### WORK TO DO
Return each entry exactly, omitting nothing.

### Records from a collection
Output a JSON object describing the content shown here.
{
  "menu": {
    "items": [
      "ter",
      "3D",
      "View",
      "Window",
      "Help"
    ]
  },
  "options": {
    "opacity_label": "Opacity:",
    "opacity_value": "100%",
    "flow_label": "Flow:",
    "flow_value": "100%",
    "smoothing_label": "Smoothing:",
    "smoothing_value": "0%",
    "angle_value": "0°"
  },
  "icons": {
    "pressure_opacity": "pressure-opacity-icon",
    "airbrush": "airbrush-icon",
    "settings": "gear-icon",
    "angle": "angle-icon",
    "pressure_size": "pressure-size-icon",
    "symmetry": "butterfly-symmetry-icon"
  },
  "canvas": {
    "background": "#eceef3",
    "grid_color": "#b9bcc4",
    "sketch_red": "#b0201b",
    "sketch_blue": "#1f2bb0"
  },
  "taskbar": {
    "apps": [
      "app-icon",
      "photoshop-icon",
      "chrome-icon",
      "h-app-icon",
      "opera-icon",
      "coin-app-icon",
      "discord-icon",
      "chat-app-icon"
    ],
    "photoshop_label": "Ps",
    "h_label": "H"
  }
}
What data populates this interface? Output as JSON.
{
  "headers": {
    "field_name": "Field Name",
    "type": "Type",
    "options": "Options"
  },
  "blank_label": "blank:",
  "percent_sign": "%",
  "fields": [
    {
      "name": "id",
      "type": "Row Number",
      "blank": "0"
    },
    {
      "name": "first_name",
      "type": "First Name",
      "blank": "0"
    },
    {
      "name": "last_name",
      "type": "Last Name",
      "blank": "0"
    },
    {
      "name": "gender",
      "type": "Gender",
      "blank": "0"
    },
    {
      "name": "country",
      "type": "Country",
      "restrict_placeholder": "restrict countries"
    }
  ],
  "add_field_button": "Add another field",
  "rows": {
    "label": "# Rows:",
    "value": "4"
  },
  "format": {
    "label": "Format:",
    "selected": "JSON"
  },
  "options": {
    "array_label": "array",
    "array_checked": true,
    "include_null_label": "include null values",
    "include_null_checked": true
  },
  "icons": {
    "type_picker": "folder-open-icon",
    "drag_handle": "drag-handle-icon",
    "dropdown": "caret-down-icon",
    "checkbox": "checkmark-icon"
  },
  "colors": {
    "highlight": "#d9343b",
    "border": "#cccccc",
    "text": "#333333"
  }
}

### COMPLETE RESPONSE
Output a JSON object describing the content shown here.
{
  "menu": {
    "items": [
      "ter",
      "3D",
      "View",
      "Window",
      "Help"
    ]
  },
  "options": {
    "opacity_label": "Opacity:",
    "opacity_value": "100%",
    "flow_label": "Flow:",
    "flow_value": "100%",
    "smoothing_label": "Smoothing:",
    "smoothing_value": "0%",
    "angle_value": "0°"
  },
  "icons": {
    "pressure_opacity": "pressure-opacity-icon",
    "airbrush": "airbrush-icon",
    "settings": "gear-icon",
    "angle": "angle-icon",
    "pressure_size": "pressure-size-icon",
    "symmetry": "butterfly-symmetry-icon"
  },
  "canvas": {
    "background": "#eceef3",
    "grid_color": "#b9bcc4",
    "sketch_red": "#b0201b",
    "sketch_blue": "#1f2bb0"
  },
  "taskbar": {
    "apps": [
      "app-icon",
      "photoshop-icon",
      "chrome-icon",
      "h-app-icon",
      "opera-icon",
      "coin-app-icon",
      "discord-icon",
      "chat-app-icon"
    ],
    "photoshop_label": "Ps",
    "h_label": "H"
  }
}
What data populates this interface? Output as JSON.
{
  "headers": {
    "field_name": "Field Name",
    "type": "Type",
    "options": "Options"
  },
  "blank_label": "blank:",
  "percent_sign": "%",
  "fields": [
    {
      "name": "id",
      "type": "Row Number",
      "blank": "0"
    },
    {
      "name": "first_name",
      "type": "First Name",
      "blank": "0"
    },
    {
      "name": "last_name",
      "type": "Last Name",
      "blank": "0"
    },
    {
      "name": "gender",
      "type": "Gender",
      "blank": "0"
    },
    {
      "name": "country",
      "type": "Country",
      "restrict_placeholder": "restrict countries"
    }
  ],
  "add_field_button": "Add another field",
  "rows": {
    "label": "# Rows:",
    "value": "4"
  },
  "format": {
    "label": "Format:",
    "selected": "JSON"
  },
  "options": {
    "array_label": "array",
    "array_checked": true,
    "include_null_label": "include null values",
    "include_null_checked": true
  },
  "icons": {
    "type_picker": "folder-open-icon",
    "drag_handle": "drag-handle-icon",
    "dropdown": "caret-down-icon",
    "checkbox": "checkmark-icon"
  },
  "colors": {
    "highlight": "#d9343b",
    "border": "#cccccc",
    "text": "#333333"
  }
}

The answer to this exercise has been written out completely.